Word for word, copy all the data and drop the pictures.

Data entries
---
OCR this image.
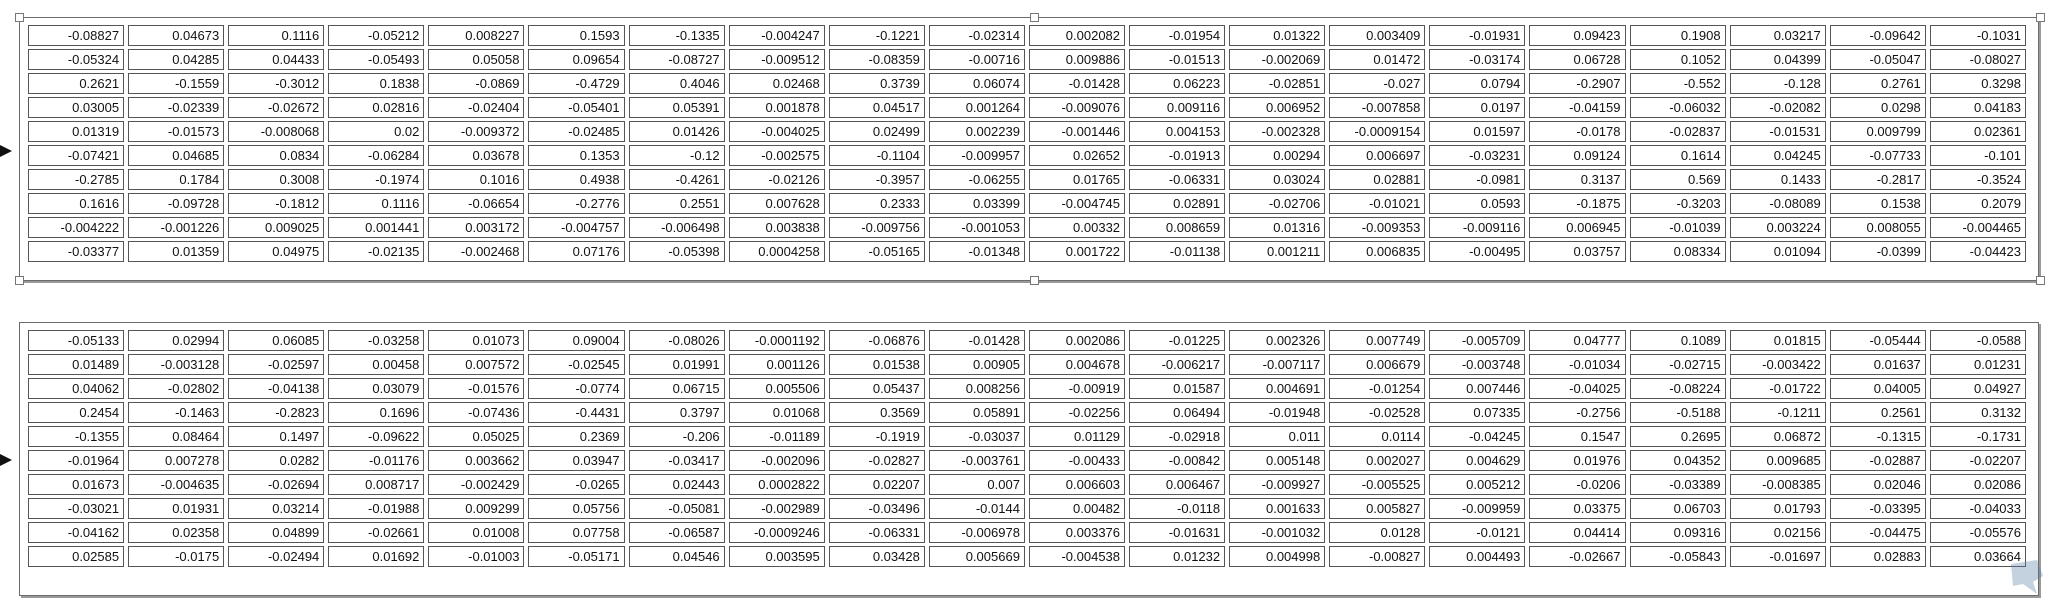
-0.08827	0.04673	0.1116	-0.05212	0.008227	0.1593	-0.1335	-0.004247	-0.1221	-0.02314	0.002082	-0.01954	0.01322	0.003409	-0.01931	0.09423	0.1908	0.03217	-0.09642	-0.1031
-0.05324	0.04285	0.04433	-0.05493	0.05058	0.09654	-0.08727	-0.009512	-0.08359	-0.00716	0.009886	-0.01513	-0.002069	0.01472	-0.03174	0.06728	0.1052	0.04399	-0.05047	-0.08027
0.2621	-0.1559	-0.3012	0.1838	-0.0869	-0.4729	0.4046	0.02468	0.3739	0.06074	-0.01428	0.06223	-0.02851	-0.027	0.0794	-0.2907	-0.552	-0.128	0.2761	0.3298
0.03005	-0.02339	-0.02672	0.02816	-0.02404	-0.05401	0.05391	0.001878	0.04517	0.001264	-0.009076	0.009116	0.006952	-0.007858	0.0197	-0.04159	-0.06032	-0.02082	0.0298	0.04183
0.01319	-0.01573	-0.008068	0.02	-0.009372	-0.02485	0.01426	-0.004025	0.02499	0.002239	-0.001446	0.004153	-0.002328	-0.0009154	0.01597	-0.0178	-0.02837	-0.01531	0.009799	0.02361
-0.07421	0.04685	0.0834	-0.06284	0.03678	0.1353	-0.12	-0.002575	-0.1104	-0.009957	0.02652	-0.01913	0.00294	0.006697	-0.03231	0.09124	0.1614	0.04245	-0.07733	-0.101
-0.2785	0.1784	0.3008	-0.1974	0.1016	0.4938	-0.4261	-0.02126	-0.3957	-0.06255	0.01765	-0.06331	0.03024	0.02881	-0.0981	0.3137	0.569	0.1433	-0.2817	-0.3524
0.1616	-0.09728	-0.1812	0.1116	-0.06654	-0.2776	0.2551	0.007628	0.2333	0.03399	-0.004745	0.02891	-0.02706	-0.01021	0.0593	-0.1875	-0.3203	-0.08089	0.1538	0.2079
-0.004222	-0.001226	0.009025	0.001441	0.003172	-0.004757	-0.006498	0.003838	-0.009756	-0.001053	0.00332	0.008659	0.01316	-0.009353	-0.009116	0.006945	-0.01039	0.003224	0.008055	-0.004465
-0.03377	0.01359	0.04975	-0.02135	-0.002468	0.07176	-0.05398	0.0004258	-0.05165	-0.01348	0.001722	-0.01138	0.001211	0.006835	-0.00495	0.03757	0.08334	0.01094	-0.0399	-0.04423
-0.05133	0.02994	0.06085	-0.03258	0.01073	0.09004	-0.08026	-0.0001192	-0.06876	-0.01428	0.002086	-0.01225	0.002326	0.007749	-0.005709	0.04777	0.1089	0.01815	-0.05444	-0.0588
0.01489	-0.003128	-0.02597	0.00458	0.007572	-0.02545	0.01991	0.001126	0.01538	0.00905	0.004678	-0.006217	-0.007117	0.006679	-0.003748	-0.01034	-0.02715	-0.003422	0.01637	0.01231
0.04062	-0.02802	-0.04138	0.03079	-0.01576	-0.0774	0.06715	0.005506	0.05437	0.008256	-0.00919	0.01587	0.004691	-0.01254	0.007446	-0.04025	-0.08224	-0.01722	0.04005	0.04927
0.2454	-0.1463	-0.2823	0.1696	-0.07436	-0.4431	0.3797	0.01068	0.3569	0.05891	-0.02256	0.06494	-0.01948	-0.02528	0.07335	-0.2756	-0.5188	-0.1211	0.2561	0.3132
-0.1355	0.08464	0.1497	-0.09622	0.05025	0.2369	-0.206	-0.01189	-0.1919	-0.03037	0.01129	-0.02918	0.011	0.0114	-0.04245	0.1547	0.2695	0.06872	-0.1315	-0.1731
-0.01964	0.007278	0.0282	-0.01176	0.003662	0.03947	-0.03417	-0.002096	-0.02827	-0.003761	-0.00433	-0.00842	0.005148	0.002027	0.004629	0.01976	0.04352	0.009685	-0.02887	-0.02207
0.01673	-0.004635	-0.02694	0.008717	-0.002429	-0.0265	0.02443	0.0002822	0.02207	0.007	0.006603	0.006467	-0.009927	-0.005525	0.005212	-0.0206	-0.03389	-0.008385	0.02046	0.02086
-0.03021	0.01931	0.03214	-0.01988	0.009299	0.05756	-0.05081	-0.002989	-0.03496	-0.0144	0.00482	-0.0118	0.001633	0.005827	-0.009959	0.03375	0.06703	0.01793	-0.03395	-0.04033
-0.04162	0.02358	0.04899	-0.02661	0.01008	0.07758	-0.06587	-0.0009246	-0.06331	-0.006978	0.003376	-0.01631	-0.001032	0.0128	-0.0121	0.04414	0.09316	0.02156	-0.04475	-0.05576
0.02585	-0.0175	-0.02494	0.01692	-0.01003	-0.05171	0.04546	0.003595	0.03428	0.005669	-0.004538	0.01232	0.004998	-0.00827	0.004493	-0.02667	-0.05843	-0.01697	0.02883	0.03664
---
> _EXERCISE ANSWER_:
OCR this image.
-0.08827	0.04673	0.1116	-0.05212	0.008227	0.1593	-0.1335	-0.004247	-0.1221	-0.02314	0.002082	-0.01954	0.01322	0.003409	-0.01931	0.09423	0.1908	0.03217	-0.09642	-0.1031
-0.05324	0.04285	0.04433	-0.05493	0.05058	0.09654	-0.08727	-0.009512	-0.08359	-0.00716	0.009886	-0.01513	-0.002069	0.01472	-0.03174	0.06728	0.1052	0.04399	-0.05047	-0.08027
0.2621	-0.1559	-0.3012	0.1838	-0.0869	-0.4729	0.4046	0.02468	0.3739	0.06074	-0.01428	0.06223	-0.02851	-0.027	0.0794	-0.2907	-0.552	-0.128	0.2761	0.3298
0.03005	-0.02339	-0.02672	0.02816	-0.02404	-0.05401	0.05391	0.001878	0.04517	0.001264	-0.009076	0.009116	0.006952	-0.007858	0.0197	-0.04159	-0.06032	-0.02082	0.0298	0.04183
0.01319	-0.01573	-0.008068	0.02	-0.009372	-0.02485	0.01426	-0.004025	0.02499	0.002239	-0.001446	0.004153	-0.002328	-0.0009154	0.01597	-0.0178	-0.02837	-0.01531	0.009799	0.02361
-0.07421	0.04685	0.0834	-0.06284	0.03678	0.1353	-0.12	-0.002575	-0.1104	-0.009957	0.02652	-0.01913	0.00294	0.006697	-0.03231	0.09124	0.1614	0.04245	-0.07733	-0.101
-0.2785	0.1784	0.3008	-0.1974	0.1016	0.4938	-0.4261	-0.02126	-0.3957	-0.06255	0.01765	-0.06331	0.03024	0.02881	-0.0981	0.3137	0.569	0.1433	-0.2817	-0.3524
0.1616	-0.09728	-0.1812	0.1116	-0.06654	-0.2776	0.2551	0.007628	0.2333	0.03399	-0.004745	0.02891	-0.02706	-0.01021	0.0593	-0.1875	-0.3203	-0.08089	0.1538	0.2079
-0.004222	-0.001226	0.009025	0.001441	0.003172	-0.004757	-0.006498	0.003838	-0.009756	-0.001053	0.00332	0.008659	0.01316	-0.009353	-0.009116	0.006945	-0.01039	0.003224	0.008055	-0.004465
-0.03377	0.01359	0.04975	-0.02135	-0.002468	0.07176	-0.05398	0.0004258	-0.05165	-0.01348	0.001722	-0.01138	0.001211	0.006835	-0.00495	0.03757	0.08334	0.01094	-0.0399	-0.04423
-0.05133	0.02994	0.06085	-0.03258	0.01073	0.09004	-0.08026	-0.0001192	-0.06876	-0.01428	0.002086	-0.01225	0.002326	0.007749	-0.005709	0.04777	0.1089	0.01815	-0.05444	-0.0588
0.01489	-0.003128	-0.02597	0.00458	0.007572	-0.02545	0.01991	0.001126	0.01538	0.00905	0.004678	-0.006217	-0.007117	0.006679	-0.003748	-0.01034	-0.02715	-0.003422	0.01637	0.01231
0.04062	-0.02802	-0.04138	0.03079	-0.01576	-0.0774	0.06715	0.005506	0.05437	0.008256	-0.00919	0.01587	0.004691	-0.01254	0.007446	-0.04025	-0.08224	-0.01722	0.04005	0.04927
0.2454	-0.1463	-0.2823	0.1696	-0.07436	-0.4431	0.3797	0.01068	0.3569	0.05891	-0.02256	0.06494	-0.01948	-0.02528	0.07335	-0.2756	-0.5188	-0.1211	0.2561	0.3132
-0.1355	0.08464	0.1497	-0.09622	0.05025	0.2369	-0.206	-0.01189	-0.1919	-0.03037	0.01129	-0.02918	0.011	0.0114	-0.04245	0.1547	0.2695	0.06872	-0.1315	-0.1731
-0.01964	0.007278	0.0282	-0.01176	0.003662	0.03947	-0.03417	-0.002096	-0.02827	-0.003761	-0.00433	-0.00842	0.005148	0.002027	0.004629	0.01976	0.04352	0.009685	-0.02887	-0.02207
0.01673	-0.004635	-0.02694	0.008717	-0.002429	-0.0265	0.02443	0.0002822	0.02207	0.007	0.006603	0.006467	-0.009927	-0.005525	0.005212	-0.0206	-0.03389	-0.008385	0.02046	0.02086
-0.03021	0.01931	0.03214	-0.01988	0.009299	0.05756	-0.05081	-0.002989	-0.03496	-0.0144	0.00482	-0.0118	0.001633	0.005827	-0.009959	0.03375	0.06703	0.01793	-0.03395	-0.04033
-0.04162	0.02358	0.04899	-0.02661	0.01008	0.07758	-0.06587	-0.0009246	-0.06331	-0.006978	0.003376	-0.01631	-0.001032	0.0128	-0.0121	0.04414	0.09316	0.02156	-0.04475	-0.05576
0.02585	-0.0175	-0.02494	0.01692	-0.01003	-0.05171	0.04546	0.003595	0.03428	0.005669	-0.004538	0.01232	0.004998	-0.00827	0.004493	-0.02667	-0.05843	-0.01697	0.02883	0.03664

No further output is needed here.